[Saved entries]
'''

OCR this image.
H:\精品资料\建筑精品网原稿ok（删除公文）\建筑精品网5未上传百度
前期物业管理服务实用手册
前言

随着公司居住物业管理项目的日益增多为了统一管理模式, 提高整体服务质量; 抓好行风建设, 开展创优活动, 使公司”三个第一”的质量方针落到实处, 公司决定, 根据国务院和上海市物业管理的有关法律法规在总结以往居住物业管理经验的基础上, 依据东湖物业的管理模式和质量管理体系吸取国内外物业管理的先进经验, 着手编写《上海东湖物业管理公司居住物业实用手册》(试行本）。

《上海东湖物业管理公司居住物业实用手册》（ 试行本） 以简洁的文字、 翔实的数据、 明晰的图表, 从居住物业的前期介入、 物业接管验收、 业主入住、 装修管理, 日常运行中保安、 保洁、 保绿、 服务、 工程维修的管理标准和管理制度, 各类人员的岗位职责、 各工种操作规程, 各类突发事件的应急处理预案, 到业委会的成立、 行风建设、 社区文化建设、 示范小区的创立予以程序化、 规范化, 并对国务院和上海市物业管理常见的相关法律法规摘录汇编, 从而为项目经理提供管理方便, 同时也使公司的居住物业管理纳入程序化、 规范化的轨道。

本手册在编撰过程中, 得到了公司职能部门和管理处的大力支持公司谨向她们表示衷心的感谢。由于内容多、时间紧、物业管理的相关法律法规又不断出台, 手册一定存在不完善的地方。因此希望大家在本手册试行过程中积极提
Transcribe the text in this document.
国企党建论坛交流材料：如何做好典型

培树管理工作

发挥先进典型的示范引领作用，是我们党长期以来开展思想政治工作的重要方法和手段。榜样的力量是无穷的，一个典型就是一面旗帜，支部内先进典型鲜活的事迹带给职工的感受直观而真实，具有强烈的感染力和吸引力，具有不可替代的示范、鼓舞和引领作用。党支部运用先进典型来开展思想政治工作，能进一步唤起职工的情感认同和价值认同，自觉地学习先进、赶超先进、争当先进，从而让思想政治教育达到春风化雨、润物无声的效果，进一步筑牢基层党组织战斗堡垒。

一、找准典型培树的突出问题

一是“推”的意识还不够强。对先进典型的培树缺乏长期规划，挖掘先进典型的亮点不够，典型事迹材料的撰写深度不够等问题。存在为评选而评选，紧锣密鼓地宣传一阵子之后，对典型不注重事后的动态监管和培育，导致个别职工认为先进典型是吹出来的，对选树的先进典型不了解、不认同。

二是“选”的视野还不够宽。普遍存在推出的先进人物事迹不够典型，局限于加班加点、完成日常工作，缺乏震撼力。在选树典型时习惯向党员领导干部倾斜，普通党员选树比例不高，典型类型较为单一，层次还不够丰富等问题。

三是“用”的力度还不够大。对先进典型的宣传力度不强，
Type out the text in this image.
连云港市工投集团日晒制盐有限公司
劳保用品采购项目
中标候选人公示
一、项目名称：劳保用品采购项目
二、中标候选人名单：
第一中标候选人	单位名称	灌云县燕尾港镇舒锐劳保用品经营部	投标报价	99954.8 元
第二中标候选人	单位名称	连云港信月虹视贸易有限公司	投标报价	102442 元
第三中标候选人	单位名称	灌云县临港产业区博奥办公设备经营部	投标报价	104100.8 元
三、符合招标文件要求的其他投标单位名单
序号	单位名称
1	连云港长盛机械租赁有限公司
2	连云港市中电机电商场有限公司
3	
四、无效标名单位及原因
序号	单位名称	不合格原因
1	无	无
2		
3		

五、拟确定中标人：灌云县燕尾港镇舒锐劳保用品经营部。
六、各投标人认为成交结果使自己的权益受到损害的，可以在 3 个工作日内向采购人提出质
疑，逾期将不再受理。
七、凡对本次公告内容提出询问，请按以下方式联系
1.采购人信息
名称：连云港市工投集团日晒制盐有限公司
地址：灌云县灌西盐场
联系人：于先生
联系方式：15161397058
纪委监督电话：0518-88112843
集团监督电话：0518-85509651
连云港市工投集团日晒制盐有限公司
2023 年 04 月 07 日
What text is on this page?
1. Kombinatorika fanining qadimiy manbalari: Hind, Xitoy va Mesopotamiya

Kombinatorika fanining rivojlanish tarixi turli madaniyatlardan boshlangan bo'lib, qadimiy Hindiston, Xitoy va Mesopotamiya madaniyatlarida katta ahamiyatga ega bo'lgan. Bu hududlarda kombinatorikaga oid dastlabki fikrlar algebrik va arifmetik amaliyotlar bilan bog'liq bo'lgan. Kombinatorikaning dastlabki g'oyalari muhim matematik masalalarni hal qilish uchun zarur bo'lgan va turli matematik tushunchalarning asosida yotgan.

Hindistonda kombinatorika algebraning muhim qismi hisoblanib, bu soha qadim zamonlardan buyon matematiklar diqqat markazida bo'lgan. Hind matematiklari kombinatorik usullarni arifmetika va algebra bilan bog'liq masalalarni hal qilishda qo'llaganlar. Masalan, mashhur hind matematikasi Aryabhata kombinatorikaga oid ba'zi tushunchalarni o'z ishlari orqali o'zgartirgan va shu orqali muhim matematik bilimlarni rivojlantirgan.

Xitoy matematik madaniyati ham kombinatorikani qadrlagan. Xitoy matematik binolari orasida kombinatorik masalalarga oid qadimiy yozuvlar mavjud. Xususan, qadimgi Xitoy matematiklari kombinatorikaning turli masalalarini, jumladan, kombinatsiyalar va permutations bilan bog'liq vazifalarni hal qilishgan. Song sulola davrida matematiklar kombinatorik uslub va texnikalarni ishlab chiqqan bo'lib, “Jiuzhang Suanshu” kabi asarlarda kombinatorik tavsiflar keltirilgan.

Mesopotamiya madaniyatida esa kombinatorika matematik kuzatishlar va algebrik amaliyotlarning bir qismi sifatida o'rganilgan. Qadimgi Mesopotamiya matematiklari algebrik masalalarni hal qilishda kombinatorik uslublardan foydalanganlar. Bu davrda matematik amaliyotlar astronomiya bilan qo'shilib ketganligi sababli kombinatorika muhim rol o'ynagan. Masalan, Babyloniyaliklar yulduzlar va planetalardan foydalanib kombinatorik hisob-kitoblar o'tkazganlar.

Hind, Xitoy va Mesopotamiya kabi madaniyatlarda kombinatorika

'''

## What needs to be done
Check the data for the word "masalalarni" and pull out the lines that have it.

## Reply
Kombinatorika fanining rivojlanish tarixi turli madaniyatlardan boshlangan bo'lib, qadimiy Hindiston, Xitoy va Mesopotamiya madaniyatlarida katta ahamiyatga ega bo'lgan. Bu hududlarda kombinatorikaga oid dastlabki fikrlar algebrik va arifmetik amaliyotlar bilan bog'liq bo'lgan. Kombinatorikaning dastlabki g'oyalari muhim matematik masalalarni hal qilish uchun zarur bo'lgan va turli matematik tushunchalarning asosida yotgan.
Hindistonda kombinatorika algebraning muhim qismi hisoblanib, bu soha qadim zamonlardan buyon matematiklar diqqat markazida bo'lgan. Hind matematiklari kombinatorik usullarni arifmetika va algebra bilan bog'liq masalalarni hal qilishda qo'llaganlar. Masalan, mashhur hind matematikasi Aryabhata kombinatorikaga oid ba'zi tushunchalarni o'z ishlari orqali o'zgartirgan va shu orqali muhim matematik bilimlarni rivojlantirgan.
Mesopotamiya madaniyatida esa kombinatorika matematik kuzatishlar va algebrik amaliyotlarning bir qismi sifatida o'rganilgan. Qadimgi Mesopotamiya matematiklari algebrik masalalarni hal qilishda kombinatorik uslublardan foydalanganlar. Bu davrda matematik amaliyotlar astronomiya bilan qo'shilib ketganligi sababli kombinatorika muhim rol o'ynagan. Masalan, Babyloniyaliklar yulduzlar va planetalardan foydalanib kombinatorik hisob-kitoblar o'tkazganlar.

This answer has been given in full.